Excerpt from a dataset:
[Begin]
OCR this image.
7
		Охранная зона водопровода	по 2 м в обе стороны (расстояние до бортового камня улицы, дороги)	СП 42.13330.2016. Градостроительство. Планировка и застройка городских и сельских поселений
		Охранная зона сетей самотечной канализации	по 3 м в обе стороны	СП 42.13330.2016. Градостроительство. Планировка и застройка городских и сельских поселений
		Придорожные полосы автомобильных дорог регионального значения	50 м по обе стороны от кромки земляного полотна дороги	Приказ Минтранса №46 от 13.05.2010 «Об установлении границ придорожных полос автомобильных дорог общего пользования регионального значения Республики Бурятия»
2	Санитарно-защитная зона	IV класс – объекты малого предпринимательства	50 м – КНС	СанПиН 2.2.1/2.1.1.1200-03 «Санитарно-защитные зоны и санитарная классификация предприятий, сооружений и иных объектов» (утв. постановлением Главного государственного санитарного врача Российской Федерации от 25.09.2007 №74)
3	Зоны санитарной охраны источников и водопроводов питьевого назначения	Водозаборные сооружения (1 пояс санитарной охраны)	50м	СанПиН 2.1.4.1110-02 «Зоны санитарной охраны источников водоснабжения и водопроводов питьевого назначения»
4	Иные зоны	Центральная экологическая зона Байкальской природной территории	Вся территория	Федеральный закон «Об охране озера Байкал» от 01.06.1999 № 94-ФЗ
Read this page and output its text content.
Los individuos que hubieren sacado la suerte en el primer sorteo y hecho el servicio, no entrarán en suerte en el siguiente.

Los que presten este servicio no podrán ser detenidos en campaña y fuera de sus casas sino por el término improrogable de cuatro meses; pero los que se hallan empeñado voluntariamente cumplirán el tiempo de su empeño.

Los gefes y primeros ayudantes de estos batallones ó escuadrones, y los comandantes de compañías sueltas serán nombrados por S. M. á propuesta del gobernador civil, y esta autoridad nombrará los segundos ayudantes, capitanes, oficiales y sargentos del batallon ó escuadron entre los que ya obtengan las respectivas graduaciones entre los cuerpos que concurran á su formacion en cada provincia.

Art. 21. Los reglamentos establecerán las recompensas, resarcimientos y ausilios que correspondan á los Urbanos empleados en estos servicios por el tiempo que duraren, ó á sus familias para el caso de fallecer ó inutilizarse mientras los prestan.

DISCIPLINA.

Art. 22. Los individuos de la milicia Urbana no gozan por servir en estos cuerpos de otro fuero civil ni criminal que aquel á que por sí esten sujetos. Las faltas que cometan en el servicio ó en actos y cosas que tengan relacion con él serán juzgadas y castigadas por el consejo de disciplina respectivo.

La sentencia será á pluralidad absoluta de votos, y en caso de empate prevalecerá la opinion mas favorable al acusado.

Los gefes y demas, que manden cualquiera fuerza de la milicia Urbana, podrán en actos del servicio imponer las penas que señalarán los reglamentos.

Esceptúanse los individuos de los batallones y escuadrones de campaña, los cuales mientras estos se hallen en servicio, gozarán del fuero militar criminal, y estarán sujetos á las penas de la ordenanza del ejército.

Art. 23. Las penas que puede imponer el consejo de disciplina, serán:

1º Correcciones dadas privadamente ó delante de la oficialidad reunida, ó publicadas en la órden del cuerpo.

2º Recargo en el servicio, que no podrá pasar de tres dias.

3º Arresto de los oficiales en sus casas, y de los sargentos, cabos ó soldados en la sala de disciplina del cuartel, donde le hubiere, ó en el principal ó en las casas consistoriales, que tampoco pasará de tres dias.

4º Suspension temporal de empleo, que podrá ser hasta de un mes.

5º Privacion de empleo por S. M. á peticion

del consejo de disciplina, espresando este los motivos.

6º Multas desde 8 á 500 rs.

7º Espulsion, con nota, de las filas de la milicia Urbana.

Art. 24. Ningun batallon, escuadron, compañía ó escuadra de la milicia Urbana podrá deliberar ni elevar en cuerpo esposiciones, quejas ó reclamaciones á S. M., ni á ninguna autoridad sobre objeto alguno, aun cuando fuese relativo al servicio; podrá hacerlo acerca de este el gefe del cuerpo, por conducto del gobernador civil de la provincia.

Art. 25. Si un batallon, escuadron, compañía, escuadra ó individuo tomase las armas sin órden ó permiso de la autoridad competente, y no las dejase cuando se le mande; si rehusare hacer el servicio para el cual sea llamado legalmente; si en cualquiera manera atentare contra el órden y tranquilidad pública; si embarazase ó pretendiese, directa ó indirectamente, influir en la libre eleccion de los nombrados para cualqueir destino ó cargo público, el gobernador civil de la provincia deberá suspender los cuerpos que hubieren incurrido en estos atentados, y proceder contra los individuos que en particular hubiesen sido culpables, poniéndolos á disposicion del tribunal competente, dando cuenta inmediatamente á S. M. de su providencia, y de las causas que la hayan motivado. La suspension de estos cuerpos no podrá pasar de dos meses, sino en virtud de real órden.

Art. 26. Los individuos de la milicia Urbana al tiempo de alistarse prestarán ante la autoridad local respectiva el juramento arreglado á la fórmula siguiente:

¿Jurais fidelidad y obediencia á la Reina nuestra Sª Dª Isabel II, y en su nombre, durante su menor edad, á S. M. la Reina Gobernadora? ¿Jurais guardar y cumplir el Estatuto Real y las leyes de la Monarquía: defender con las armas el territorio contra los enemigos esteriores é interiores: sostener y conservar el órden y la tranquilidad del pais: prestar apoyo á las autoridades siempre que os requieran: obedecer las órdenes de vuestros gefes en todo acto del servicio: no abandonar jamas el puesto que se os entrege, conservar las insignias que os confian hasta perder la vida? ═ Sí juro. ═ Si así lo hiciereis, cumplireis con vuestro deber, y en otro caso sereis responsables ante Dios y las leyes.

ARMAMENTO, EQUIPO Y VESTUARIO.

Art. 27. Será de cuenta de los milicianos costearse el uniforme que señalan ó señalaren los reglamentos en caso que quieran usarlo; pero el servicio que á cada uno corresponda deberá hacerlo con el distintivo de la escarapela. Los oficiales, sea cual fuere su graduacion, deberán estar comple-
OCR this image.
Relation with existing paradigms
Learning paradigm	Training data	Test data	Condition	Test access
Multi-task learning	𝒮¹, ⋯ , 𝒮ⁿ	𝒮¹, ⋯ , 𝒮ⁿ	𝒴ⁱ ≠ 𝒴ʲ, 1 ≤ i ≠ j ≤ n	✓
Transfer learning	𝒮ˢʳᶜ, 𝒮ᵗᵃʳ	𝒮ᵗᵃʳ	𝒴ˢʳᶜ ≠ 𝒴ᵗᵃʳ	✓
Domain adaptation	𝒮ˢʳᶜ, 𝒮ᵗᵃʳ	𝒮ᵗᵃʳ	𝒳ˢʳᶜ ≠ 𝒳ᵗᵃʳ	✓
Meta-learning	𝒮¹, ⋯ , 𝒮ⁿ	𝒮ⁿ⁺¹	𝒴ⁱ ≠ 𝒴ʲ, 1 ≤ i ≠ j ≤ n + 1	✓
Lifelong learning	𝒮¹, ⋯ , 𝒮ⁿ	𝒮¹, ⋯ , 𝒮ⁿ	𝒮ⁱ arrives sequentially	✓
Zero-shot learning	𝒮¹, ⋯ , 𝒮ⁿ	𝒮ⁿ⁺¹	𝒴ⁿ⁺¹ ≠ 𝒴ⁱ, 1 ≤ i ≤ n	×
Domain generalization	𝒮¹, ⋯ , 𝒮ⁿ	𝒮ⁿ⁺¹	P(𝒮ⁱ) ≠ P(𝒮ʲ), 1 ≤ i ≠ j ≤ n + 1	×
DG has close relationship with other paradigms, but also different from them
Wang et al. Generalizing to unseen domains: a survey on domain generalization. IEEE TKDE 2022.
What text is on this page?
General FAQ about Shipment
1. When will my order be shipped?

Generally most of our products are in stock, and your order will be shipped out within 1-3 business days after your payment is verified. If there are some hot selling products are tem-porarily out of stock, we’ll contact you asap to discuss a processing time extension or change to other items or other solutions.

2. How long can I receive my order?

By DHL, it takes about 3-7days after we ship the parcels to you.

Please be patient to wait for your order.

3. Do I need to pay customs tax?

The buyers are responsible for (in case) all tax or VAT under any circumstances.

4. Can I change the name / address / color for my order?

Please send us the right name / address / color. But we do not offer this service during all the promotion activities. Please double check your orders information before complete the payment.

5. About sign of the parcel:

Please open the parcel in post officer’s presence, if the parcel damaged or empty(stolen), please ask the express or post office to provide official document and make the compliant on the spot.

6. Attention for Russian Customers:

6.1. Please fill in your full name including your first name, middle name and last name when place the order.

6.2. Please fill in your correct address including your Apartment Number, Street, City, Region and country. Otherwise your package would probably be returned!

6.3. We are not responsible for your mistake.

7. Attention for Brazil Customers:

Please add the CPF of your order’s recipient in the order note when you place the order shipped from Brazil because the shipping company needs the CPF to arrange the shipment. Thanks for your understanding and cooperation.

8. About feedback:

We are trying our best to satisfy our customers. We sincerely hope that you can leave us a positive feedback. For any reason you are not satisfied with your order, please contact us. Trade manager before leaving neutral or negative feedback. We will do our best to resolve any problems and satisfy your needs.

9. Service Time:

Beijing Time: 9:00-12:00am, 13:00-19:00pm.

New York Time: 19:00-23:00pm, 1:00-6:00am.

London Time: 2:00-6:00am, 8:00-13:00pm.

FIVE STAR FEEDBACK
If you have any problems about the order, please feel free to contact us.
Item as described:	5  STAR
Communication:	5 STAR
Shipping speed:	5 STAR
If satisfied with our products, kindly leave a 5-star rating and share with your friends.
[End]
▶ _DIRECTIONS FOR THIS TASK_
Filter the entries down to the lines with the word "after" in them.

▶ _ANSWER TO THIS TASK_
Generally most of our products are in stock, and your order will be shipped out within 1-3 business days after your payment is verified. If there are some hot selling products are tem-porarily out of stock, we’ll contact you asap to discuss a processing time extension or change to other items or other solutions.
By DHL, it takes about 3-7days after we ship the parcels to you.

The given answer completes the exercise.